→ **GIVEN DATA**:
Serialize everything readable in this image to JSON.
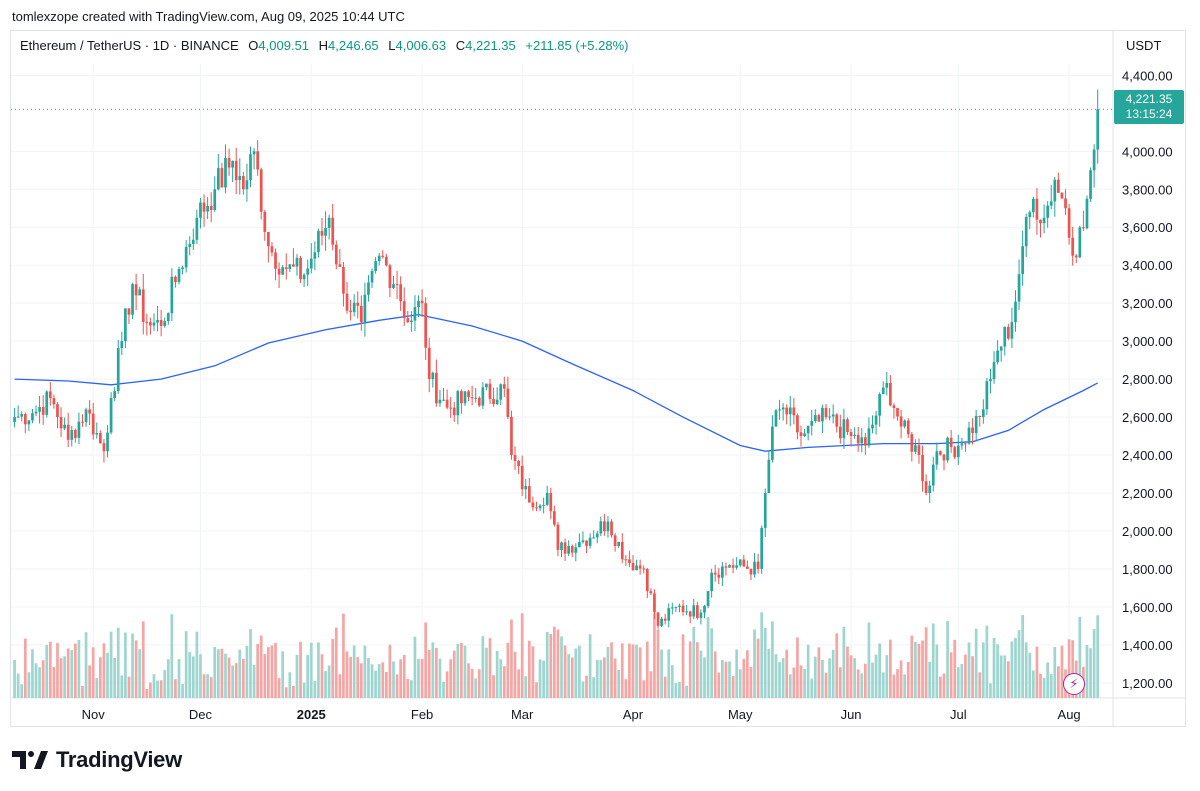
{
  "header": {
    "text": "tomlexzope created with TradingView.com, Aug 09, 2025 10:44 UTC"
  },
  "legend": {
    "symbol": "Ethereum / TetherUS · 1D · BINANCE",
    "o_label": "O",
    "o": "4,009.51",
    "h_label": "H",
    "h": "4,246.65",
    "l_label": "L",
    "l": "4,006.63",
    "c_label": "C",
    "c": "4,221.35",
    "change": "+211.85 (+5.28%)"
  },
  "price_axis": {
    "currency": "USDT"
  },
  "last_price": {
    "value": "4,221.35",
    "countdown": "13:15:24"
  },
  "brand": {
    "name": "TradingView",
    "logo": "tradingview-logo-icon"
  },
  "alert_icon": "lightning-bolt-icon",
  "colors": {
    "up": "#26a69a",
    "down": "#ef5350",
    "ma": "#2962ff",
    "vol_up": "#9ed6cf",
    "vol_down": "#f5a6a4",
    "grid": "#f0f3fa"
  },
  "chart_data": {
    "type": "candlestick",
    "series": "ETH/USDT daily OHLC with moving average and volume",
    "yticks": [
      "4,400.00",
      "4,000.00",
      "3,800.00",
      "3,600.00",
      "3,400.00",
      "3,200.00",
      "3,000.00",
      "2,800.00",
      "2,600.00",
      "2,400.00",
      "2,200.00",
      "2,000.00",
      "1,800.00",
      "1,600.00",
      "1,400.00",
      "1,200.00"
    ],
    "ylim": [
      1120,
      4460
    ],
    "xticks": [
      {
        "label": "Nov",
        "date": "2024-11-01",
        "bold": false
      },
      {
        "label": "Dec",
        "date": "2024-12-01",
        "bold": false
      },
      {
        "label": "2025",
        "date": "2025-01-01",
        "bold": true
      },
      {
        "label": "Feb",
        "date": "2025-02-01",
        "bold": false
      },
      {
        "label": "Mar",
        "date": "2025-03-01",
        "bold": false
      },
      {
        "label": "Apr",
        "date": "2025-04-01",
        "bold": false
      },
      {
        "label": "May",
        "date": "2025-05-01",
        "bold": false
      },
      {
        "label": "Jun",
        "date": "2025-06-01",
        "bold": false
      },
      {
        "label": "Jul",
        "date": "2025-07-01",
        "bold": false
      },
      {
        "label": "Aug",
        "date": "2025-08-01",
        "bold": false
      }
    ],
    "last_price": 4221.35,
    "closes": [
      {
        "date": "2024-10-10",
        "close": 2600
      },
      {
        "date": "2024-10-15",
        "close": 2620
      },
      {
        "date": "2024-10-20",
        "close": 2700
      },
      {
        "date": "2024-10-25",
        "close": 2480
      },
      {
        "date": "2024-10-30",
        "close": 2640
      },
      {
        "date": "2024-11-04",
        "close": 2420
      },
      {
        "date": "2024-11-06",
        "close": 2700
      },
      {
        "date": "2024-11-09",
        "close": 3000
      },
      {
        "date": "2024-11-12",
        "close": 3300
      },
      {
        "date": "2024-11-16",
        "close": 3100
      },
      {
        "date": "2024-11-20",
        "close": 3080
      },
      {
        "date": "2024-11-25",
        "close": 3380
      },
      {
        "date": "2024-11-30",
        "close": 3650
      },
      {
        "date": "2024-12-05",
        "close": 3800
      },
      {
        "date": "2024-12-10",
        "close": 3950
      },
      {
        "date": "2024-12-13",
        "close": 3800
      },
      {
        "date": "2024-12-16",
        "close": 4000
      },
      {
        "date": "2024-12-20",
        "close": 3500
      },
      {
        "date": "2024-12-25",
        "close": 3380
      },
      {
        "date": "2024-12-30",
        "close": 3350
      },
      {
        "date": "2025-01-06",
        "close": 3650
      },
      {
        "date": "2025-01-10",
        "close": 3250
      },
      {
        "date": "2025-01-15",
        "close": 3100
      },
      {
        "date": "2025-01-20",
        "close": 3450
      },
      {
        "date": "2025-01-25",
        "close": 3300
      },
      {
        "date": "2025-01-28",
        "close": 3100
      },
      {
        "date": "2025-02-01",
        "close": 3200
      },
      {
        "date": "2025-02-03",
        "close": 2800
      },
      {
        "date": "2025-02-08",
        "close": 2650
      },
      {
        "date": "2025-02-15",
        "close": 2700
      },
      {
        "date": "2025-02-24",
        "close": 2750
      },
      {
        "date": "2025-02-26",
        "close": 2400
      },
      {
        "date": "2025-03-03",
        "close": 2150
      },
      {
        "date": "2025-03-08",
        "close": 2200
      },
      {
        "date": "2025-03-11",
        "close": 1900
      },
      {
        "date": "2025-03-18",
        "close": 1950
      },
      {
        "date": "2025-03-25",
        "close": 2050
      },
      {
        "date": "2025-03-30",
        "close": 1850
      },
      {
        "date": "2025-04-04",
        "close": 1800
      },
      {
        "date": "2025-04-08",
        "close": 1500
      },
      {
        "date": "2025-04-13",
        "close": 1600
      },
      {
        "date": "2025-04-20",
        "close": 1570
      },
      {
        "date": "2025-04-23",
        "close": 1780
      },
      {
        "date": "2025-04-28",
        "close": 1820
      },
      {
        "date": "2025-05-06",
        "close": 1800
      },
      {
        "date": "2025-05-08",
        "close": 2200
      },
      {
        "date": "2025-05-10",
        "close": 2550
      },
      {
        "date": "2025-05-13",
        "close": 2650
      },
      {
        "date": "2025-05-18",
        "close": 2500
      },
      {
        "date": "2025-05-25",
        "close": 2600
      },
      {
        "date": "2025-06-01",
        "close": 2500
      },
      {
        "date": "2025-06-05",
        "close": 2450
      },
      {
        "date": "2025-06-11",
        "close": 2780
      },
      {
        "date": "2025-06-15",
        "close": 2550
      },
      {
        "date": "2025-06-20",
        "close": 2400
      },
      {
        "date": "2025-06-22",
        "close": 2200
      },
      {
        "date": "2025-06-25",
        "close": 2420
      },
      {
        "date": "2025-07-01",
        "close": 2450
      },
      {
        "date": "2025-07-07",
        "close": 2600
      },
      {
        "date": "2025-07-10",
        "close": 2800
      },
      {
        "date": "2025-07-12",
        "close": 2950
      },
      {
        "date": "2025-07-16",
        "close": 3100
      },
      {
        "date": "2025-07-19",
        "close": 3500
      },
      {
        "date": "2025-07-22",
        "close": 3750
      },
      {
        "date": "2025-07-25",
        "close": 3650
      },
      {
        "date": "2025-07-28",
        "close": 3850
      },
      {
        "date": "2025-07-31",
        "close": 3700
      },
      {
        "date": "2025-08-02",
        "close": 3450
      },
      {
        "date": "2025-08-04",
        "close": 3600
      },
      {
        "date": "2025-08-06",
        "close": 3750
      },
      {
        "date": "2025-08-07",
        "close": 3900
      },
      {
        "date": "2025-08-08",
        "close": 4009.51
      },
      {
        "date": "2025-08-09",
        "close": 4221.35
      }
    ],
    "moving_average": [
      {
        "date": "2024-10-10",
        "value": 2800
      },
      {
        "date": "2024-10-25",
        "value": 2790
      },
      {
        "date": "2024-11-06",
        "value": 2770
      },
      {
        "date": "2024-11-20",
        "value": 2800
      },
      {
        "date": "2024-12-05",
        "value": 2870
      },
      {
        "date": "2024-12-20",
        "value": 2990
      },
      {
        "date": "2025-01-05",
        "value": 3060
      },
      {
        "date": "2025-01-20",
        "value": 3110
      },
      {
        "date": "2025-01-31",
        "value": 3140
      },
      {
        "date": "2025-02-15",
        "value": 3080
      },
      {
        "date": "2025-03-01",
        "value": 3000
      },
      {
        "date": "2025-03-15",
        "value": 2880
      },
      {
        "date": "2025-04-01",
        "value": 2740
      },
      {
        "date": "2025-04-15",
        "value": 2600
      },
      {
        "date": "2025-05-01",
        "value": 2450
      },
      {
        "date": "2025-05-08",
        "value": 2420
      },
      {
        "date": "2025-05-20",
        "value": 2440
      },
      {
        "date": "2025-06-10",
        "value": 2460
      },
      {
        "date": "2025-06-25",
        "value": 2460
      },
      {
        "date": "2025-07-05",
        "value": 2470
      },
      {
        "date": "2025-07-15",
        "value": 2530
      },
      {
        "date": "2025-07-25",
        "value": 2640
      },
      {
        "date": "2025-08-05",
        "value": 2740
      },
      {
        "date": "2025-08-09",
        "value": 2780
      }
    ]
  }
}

→ **WORK TO DO**: Gather each line that holds "icon".

→ **WRITTEN RESPONSE**:
    "logo": "tradingview-logo-icon"
  "alert_icon": "lightning-bolt-icon",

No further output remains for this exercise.